_Request_. List each line of the data that holds the string "screenshot", please.
** START Records to use **
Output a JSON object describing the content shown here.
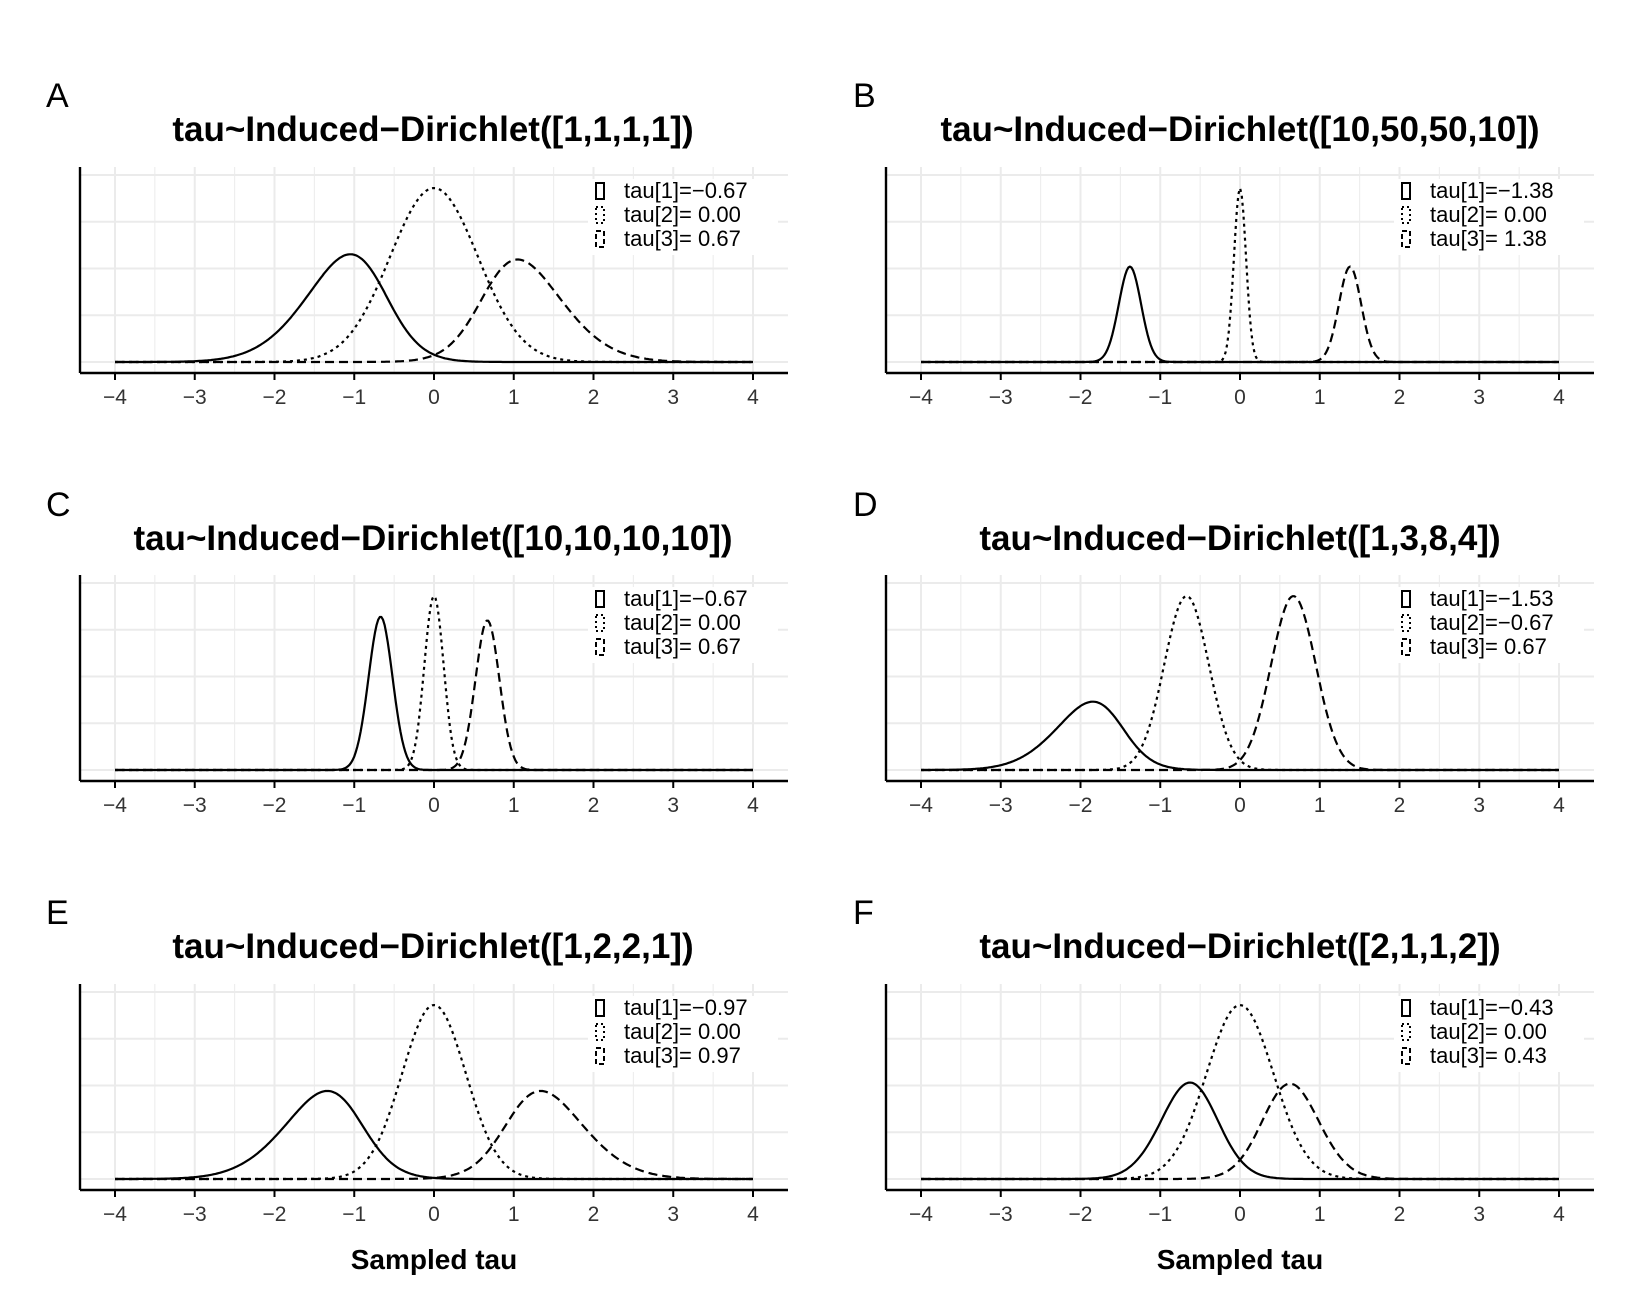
{
  "figure": {
    "xlabel": "Sampled tau"
  },
  "colors": {
    "background": "#ffffff",
    "grid": "#ebebeb",
    "ink": "#000000",
    "axis_tick_text": "#333333"
  },
  "chart_data": [
    {
      "type": "line",
      "panel_label": "A",
      "title": "tau~Induced−Dirichlet([1,1,1,1])",
      "xlabel": "",
      "ylabel": "",
      "xlim": [
        -4,
        4
      ],
      "ylim": [
        0,
        1
      ],
      "xticks": [
        "−4",
        "−3",
        "−2",
        "−1",
        "0",
        "1",
        "2",
        "3",
        "4"
      ],
      "grid": true,
      "legend_position": "top-right",
      "series": [
        {
          "name": "tau[1]=−0.67",
          "style": "solid",
          "location": -0.67,
          "scale": 0.72,
          "skew": -1.6,
          "height": 0.82
        },
        {
          "name": "tau[2]= 0.00",
          "style": "dotted",
          "location": 0.0,
          "scale": 0.55,
          "skew": 0,
          "height": 0.93
        },
        {
          "name": "tau[3]= 0.67",
          "style": "dashed",
          "location": 0.67,
          "scale": 0.72,
          "skew": 1.6,
          "height": 0.78
        }
      ]
    },
    {
      "type": "line",
      "panel_label": "B",
      "title": "tau~Induced−Dirichlet([10,50,50,10])",
      "xlabel": "",
      "ylabel": "",
      "xlim": [
        -4,
        4
      ],
      "ylim": [
        0,
        1
      ],
      "xticks": [
        "−4",
        "−3",
        "−2",
        "−1",
        "0",
        "1",
        "2",
        "3",
        "4"
      ],
      "grid": true,
      "legend_position": "top-right",
      "series": [
        {
          "name": "tau[1]=−1.38",
          "style": "solid",
          "location": -1.38,
          "scale": 0.14,
          "skew": 0,
          "height": 0.51
        },
        {
          "name": "tau[2]= 0.00",
          "style": "dotted",
          "location": 0.0,
          "scale": 0.075,
          "skew": 0,
          "height": 0.93
        },
        {
          "name": "tau[3]= 1.38",
          "style": "dashed",
          "location": 1.38,
          "scale": 0.14,
          "skew": 0,
          "height": 0.51
        }
      ]
    },
    {
      "type": "line",
      "panel_label": "C",
      "title": "tau~Induced−Dirichlet([10,10,10,10])",
      "xlabel": "",
      "ylabel": "",
      "xlim": [
        -4,
        4
      ],
      "ylim": [
        0,
        1
      ],
      "xticks": [
        "−4",
        "−3",
        "−2",
        "−1",
        "0",
        "1",
        "2",
        "3",
        "4"
      ],
      "grid": true,
      "legend_position": "top-right",
      "series": [
        {
          "name": "tau[1]=−0.67",
          "style": "solid",
          "location": -0.67,
          "scale": 0.15,
          "skew": 0,
          "height": 0.82
        },
        {
          "name": "tau[2]= 0.00",
          "style": "dotted",
          "location": 0.0,
          "scale": 0.12,
          "skew": 0,
          "height": 0.93
        },
        {
          "name": "tau[3]= 0.67",
          "style": "dashed",
          "location": 0.67,
          "scale": 0.15,
          "skew": 0,
          "height": 0.8
        }
      ]
    },
    {
      "type": "line",
      "panel_label": "D",
      "title": "tau~Induced−Dirichlet([1,3,8,4])",
      "xlabel": "",
      "ylabel": "",
      "xlim": [
        -4,
        4
      ],
      "ylim": [
        0,
        1
      ],
      "xticks": [
        "−4",
        "−3",
        "−2",
        "−1",
        "0",
        "1",
        "2",
        "3",
        "4"
      ],
      "grid": true,
      "legend_position": "top-right",
      "series": [
        {
          "name": "tau[1]=−1.53",
          "style": "solid",
          "location": -1.53,
          "scale": 0.6,
          "skew": -1.6,
          "height": 0.52
        },
        {
          "name": "tau[2]=−0.67",
          "style": "dotted",
          "location": -0.67,
          "scale": 0.28,
          "skew": 0,
          "height": 0.93
        },
        {
          "name": "tau[3]= 0.67",
          "style": "dashed",
          "location": 0.67,
          "scale": 0.28,
          "skew": 0,
          "height": 0.93
        }
      ]
    },
    {
      "type": "line",
      "panel_label": "E",
      "title": "tau~Induced−Dirichlet([1,2,2,1])",
      "xlabel": "Sampled tau",
      "ylabel": "",
      "xlim": [
        -4,
        4
      ],
      "ylim": [
        0,
        1
      ],
      "xticks": [
        "−4",
        "−3",
        "−2",
        "−1",
        "0",
        "1",
        "2",
        "3",
        "4"
      ],
      "grid": true,
      "legend_position": "top-right",
      "series": [
        {
          "name": "tau[1]=−0.97",
          "style": "solid",
          "location": -0.97,
          "scale": 0.7,
          "skew": -1.6,
          "height": 0.67
        },
        {
          "name": "tau[2]= 0.00",
          "style": "dotted",
          "location": 0.0,
          "scale": 0.4,
          "skew": 0,
          "height": 0.93
        },
        {
          "name": "tau[3]= 0.97",
          "style": "dashed",
          "location": 0.97,
          "scale": 0.7,
          "skew": 1.6,
          "height": 0.67
        }
      ]
    },
    {
      "type": "line",
      "panel_label": "F",
      "title": "tau~Induced−Dirichlet([2,1,1,2])",
      "xlabel": "Sampled tau",
      "ylabel": "",
      "xlim": [
        -4,
        4
      ],
      "ylim": [
        0,
        1
      ],
      "xticks": [
        "−4",
        "−3",
        "−2",
        "−1",
        "0",
        "1",
        "2",
        "3",
        "4"
      ],
      "grid": true,
      "legend_position": "top-right",
      "series": [
        {
          "name": "tau[1]=−0.43",
          "style": "solid",
          "location": -0.43,
          "scale": 0.42,
          "skew": -0.8,
          "height": 0.88
        },
        {
          "name": "tau[2]= 0.00",
          "style": "dotted",
          "location": 0.0,
          "scale": 0.42,
          "skew": 0,
          "height": 0.93
        },
        {
          "name": "tau[3]= 0.43",
          "style": "dashed",
          "location": 0.43,
          "scale": 0.42,
          "skew": 0.8,
          "height": 0.87
        }
      ]
    }
  ]
}
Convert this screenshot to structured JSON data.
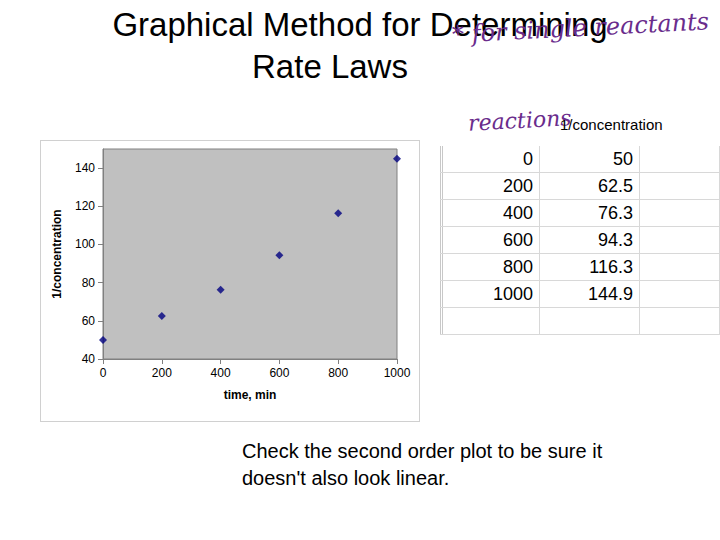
{
  "slide": {
    "title": [
      "Graphical Method for Determining",
      "Rate Laws"
    ],
    "annotation": [
      "* for single reactants",
      "reactions"
    ],
    "table": {
      "header": "1/concentration",
      "rows": [
        [
          0,
          50
        ],
        [
          200,
          62.5
        ],
        [
          400,
          76.3
        ],
        [
          600,
          94.3
        ],
        [
          800,
          116.3
        ],
        [
          1000,
          144.9
        ]
      ]
    },
    "caption": [
      "Check the second order plot to be sure it",
      "doesn't also look linear."
    ]
  },
  "chart_data": {
    "type": "scatter",
    "x": [
      0,
      200,
      400,
      600,
      800,
      1000
    ],
    "values": [
      50,
      62.5,
      76.3,
      94.3,
      116.3,
      144.9
    ],
    "color": "#000080",
    "marker": "diamond",
    "x_label": "time, min",
    "y_label": "1/concentration",
    "xlim": [
      0,
      1000
    ],
    "xticks": [
      0,
      200,
      400,
      600,
      800,
      1000
    ],
    "ylim": [
      40,
      150
    ],
    "yticks": [
      40,
      60,
      80,
      100,
      120,
      140
    ],
    "grid": false
  }
}
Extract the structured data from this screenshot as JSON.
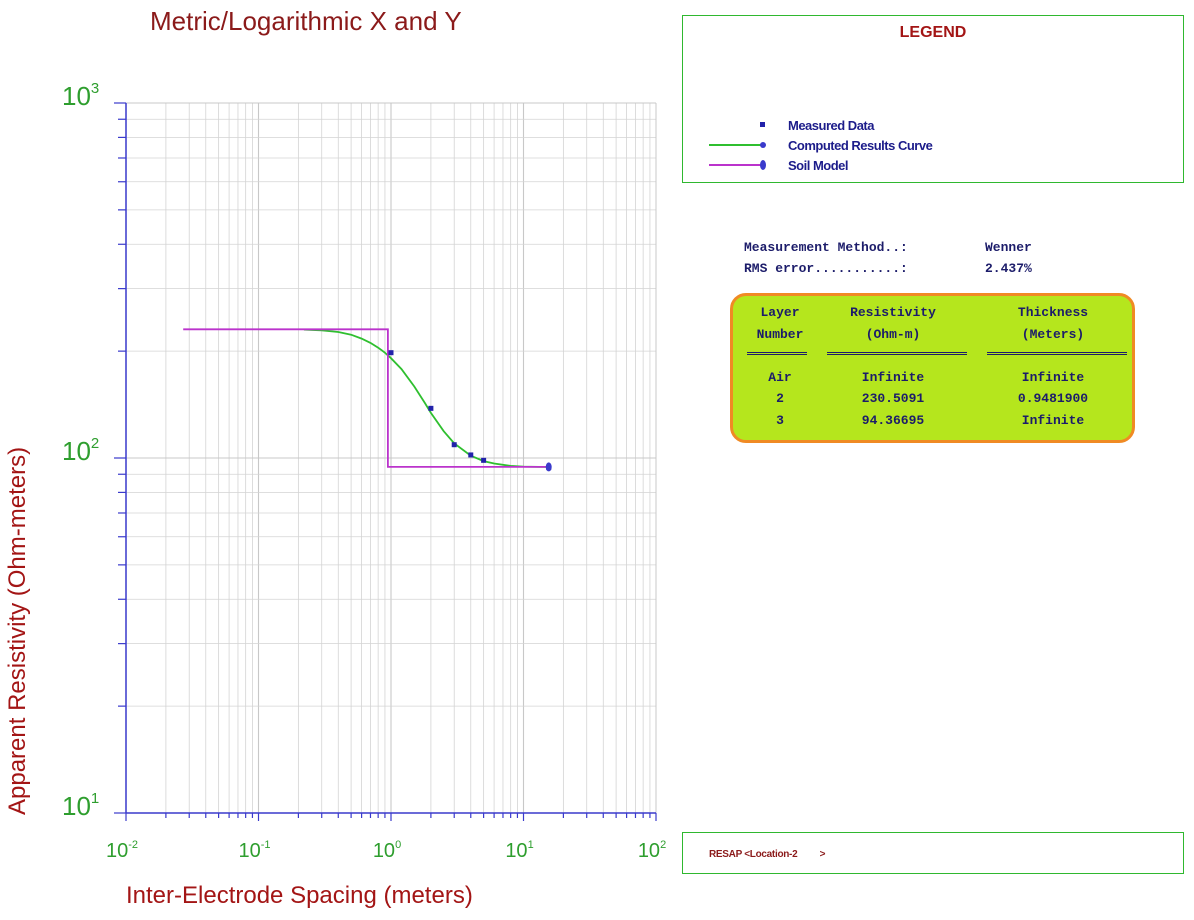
{
  "chart_data": {
    "type": "line",
    "title": "Metric/Logarithmic X and Y",
    "xlabel": "Inter-Electrode Spacing (meters)",
    "ylabel": "Apparent Resistivity (Ohm-meters)",
    "x_scale": "log",
    "y_scale": "log",
    "xlim": [
      0.01,
      100
    ],
    "ylim": [
      10,
      1000
    ],
    "x_ticks": [
      {
        "base": "10",
        "exp": "-2",
        "value": 0.01
      },
      {
        "base": "10",
        "exp": "-1",
        "value": 0.1
      },
      {
        "base": "10",
        "exp": "0",
        "value": 1
      },
      {
        "base": "10",
        "exp": "1",
        "value": 10
      },
      {
        "base": "10",
        "exp": "2",
        "value": 100
      }
    ],
    "y_ticks": [
      {
        "base": "10",
        "exp": "1",
        "value": 10
      },
      {
        "base": "10",
        "exp": "2",
        "value": 100
      },
      {
        "base": "10",
        "exp": "3",
        "value": 1000
      }
    ],
    "grid": true,
    "colors": {
      "axis": "#3a3acc",
      "grid": "#d4d4d4",
      "tick_label": "#2e9e2e",
      "measured": "#2222aa",
      "computed": "#2fbf2f",
      "model": "#bb33cc"
    },
    "series": [
      {
        "name": "Measured Data",
        "kind": "scatter",
        "x": [
          1.0,
          2.0,
          3.0,
          4.0,
          5.0,
          15.5
        ],
        "y": [
          198,
          138,
          109,
          102,
          98.5,
          94
        ]
      },
      {
        "name": "Computed Results Curve",
        "kind": "line",
        "x": [
          0.22,
          0.3,
          0.4,
          0.5,
          0.6,
          0.7,
          0.8,
          0.9,
          1.0,
          1.2,
          1.5,
          1.8,
          2.0,
          2.5,
          3.0,
          4.0,
          5.0,
          6.0,
          8.0,
          10.0,
          13.0,
          15.5
        ],
        "y": [
          230,
          229,
          226.5,
          222.5,
          217,
          211,
          204.5,
          198,
          191,
          178,
          159,
          143,
          134,
          119,
          110,
          101.5,
          98,
          96.5,
          95,
          94.6,
          94.4,
          94.3
        ]
      },
      {
        "name": "Soil Model",
        "kind": "step",
        "x": [
          0.027,
          0.948,
          0.948,
          15.5
        ],
        "y": [
          230.5,
          230.5,
          94.37,
          94.37
        ]
      }
    ]
  },
  "legend": {
    "title": "LEGEND",
    "items": [
      "Measured Data",
      "Computed Results Curve",
      "Soil Model"
    ]
  },
  "info": {
    "method_label": "Measurement Method..:",
    "method_value": "Wenner",
    "rms_label": "RMS error...........:",
    "rms_value": "2.437%"
  },
  "layers_table": {
    "headers": [
      [
        "Layer",
        "Number"
      ],
      [
        "Resistivity",
        "(Ohm-m)"
      ],
      [
        "Thickness",
        "(Meters)"
      ]
    ],
    "rows": [
      [
        "Air",
        "Infinite",
        "Infinite"
      ],
      [
        "2",
        "230.5091",
        "0.9481900"
      ],
      [
        "3",
        "94.36695",
        "Infinite"
      ]
    ]
  },
  "footer": {
    "text": "RESAP <Location-2         >"
  }
}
** END Records to use **
_Answer to the exercise_.
Convert this screenshot to structured JSON data.
Extract the structured data from this screenshot as JSON.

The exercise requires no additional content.